__WORK REQUIRED__: Repeat the whole listing below, word for word.
•••
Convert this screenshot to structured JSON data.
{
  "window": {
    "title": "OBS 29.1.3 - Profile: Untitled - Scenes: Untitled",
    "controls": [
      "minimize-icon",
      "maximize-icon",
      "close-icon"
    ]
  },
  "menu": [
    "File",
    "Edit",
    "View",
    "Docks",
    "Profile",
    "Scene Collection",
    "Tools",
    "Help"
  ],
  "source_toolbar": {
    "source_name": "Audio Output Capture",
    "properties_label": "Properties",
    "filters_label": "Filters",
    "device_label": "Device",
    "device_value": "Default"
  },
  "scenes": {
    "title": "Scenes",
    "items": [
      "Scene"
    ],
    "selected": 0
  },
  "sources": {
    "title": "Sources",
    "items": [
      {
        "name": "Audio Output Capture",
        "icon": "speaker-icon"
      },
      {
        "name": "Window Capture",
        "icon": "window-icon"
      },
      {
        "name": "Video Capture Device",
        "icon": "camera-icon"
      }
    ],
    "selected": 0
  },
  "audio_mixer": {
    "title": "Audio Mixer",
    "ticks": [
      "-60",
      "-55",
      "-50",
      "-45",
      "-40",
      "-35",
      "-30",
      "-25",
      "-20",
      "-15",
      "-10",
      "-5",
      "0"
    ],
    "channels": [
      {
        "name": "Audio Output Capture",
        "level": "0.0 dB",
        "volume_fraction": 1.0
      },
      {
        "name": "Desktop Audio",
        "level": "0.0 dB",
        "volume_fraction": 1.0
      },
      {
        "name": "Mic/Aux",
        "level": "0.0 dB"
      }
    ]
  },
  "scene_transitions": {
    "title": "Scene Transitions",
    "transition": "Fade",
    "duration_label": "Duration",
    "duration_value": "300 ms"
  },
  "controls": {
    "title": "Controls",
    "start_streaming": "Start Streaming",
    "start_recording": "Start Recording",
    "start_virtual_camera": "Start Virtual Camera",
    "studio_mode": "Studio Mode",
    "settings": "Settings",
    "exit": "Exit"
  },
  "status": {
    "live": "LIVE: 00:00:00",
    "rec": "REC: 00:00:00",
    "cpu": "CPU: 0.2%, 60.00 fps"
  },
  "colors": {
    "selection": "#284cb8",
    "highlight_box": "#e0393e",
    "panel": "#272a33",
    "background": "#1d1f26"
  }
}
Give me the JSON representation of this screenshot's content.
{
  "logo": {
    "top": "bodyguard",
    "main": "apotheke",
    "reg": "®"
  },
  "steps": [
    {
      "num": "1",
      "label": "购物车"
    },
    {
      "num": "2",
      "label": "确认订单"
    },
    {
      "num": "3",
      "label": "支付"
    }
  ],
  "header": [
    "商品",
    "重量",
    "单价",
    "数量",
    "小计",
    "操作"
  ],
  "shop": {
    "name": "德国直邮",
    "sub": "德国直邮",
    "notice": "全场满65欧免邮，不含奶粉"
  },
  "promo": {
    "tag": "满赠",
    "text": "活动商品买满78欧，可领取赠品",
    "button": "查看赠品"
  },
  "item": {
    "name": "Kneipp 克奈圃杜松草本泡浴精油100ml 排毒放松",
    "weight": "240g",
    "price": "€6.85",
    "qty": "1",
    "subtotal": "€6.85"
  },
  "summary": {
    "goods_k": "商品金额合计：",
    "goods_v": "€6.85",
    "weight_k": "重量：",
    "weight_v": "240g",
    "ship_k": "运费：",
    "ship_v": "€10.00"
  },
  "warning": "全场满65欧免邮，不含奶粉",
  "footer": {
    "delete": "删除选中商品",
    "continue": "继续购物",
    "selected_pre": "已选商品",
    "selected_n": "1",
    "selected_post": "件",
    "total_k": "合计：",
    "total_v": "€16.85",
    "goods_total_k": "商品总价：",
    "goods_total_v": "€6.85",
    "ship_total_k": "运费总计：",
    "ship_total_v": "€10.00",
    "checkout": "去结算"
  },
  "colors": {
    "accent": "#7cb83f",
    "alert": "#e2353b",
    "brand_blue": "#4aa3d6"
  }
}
•••
__ANSWER TO THE TASK__:
Convert this screenshot to structured JSON data.
{
  "window": {
    "title": "OBS 29.1.3 - Profile: Untitled - Scenes: Untitled",
    "controls": [
      "minimize-icon",
      "maximize-icon",
      "close-icon"
    ]
  },
  "menu": [
    "File",
    "Edit",
    "View",
    "Docks",
    "Profile",
    "Scene Collection",
    "Tools",
    "Help"
  ],
  "source_toolbar": {
    "source_name": "Audio Output Capture",
    "properties_label": "Properties",
    "filters_label": "Filters",
    "device_label": "Device",
    "device_value": "Default"
  },
  "scenes": {
    "title": "Scenes",
    "items": [
      "Scene"
    ],
    "selected": 0
  },
  "sources": {
    "title": "Sources",
    "items": [
      {
        "name": "Audio Output Capture",
        "icon": "speaker-icon"
      },
      {
        "name": "Window Capture",
        "icon": "window-icon"
      },
      {
        "name": "Video Capture Device",
        "icon": "camera-icon"
      }
    ],
    "selected": 0
  },
  "audio_mixer": {
    "title": "Audio Mixer",
    "ticks": [
      "-60",
      "-55",
      "-50",
      "-45",
      "-40",
      "-35",
      "-30",
      "-25",
      "-20",
      "-15",
      "-10",
      "-5",
      "0"
    ],
    "channels": [
      {
        "name": "Audio Output Capture",
        "level": "0.0 dB",
        "volume_fraction": 1.0
      },
      {
        "name": "Desktop Audio",
        "level": "0.0 dB",
        "volume_fraction": 1.0
      },
      {
        "name": "Mic/Aux",
        "level": "0.0 dB"
      }
    ]
  },
  "scene_transitions": {
    "title": "Scene Transitions",
    "transition": "Fade",
    "duration_label": "Duration",
    "duration_value": "300 ms"
  },
  "controls": {
    "title": "Controls",
    "start_streaming": "Start Streaming",
    "start_recording": "Start Recording",
    "start_virtual_camera": "Start Virtual Camera",
    "studio_mode": "Studio Mode",
    "settings": "Settings",
    "exit": "Exit"
  },
  "status": {
    "live": "LIVE: 00:00:00",
    "rec": "REC: 00:00:00",
    "cpu": "CPU: 0.2%, 60.00 fps"
  },
  "colors": {
    "selection": "#284cb8",
    "highlight_box": "#e0393e",
    "panel": "#272a33",
    "background": "#1d1f26"
  }
}
Give me the JSON representation of this screenshot's content.
{
  "logo": {
    "top": "bodyguard",
    "main": "apotheke",
    "reg": "®"
  },
  "steps": [
    {
      "num": "1",
      "label": "购物车"
    },
    {
      "num": "2",
      "label": "确认订单"
    },
    {
      "num": "3",
      "label": "支付"
    }
  ],
  "header": [
    "商品",
    "重量",
    "单价",
    "数量",
    "小计",
    "操作"
  ],
  "shop": {
    "name": "德国直邮",
    "sub": "德国直邮",
    "notice": "全场满65欧免邮，不含奶粉"
  },
  "promo": {
    "tag": "满赠",
    "text": "活动商品买满78欧，可领取赠品",
    "button": "查看赠品"
  },
  "item": {
    "name": "Kneipp 克奈圃杜松草本泡浴精油100ml 排毒放松",
    "weight": "240g",
    "price": "€6.85",
    "qty": "1",
    "subtotal": "€6.85"
  },
  "summary": {
    "goods_k": "商品金额合计：",
    "goods_v": "€6.85",
    "weight_k": "重量：",
    "weight_v": "240g",
    "ship_k": "运费：",
    "ship_v": "€10.00"
  },
  "warning": "全场满65欧免邮，不含奶粉",
  "footer": {
    "delete": "删除选中商品",
    "continue": "继续购物",
    "selected_pre": "已选商品",
    "selected_n": "1",
    "selected_post": "件",
    "total_k": "合计：",
    "total_v": "€16.85",
    "goods_total_k": "商品总价：",
    "goods_total_v": "€6.85",
    "ship_total_k": "运费总计：",
    "ship_total_v": "€10.00",
    "checkout": "去结算"
  },
  "colors": {
    "accent": "#7cb83f",
    "alert": "#e2353b",
    "brand_blue": "#4aa3d6"
  }
}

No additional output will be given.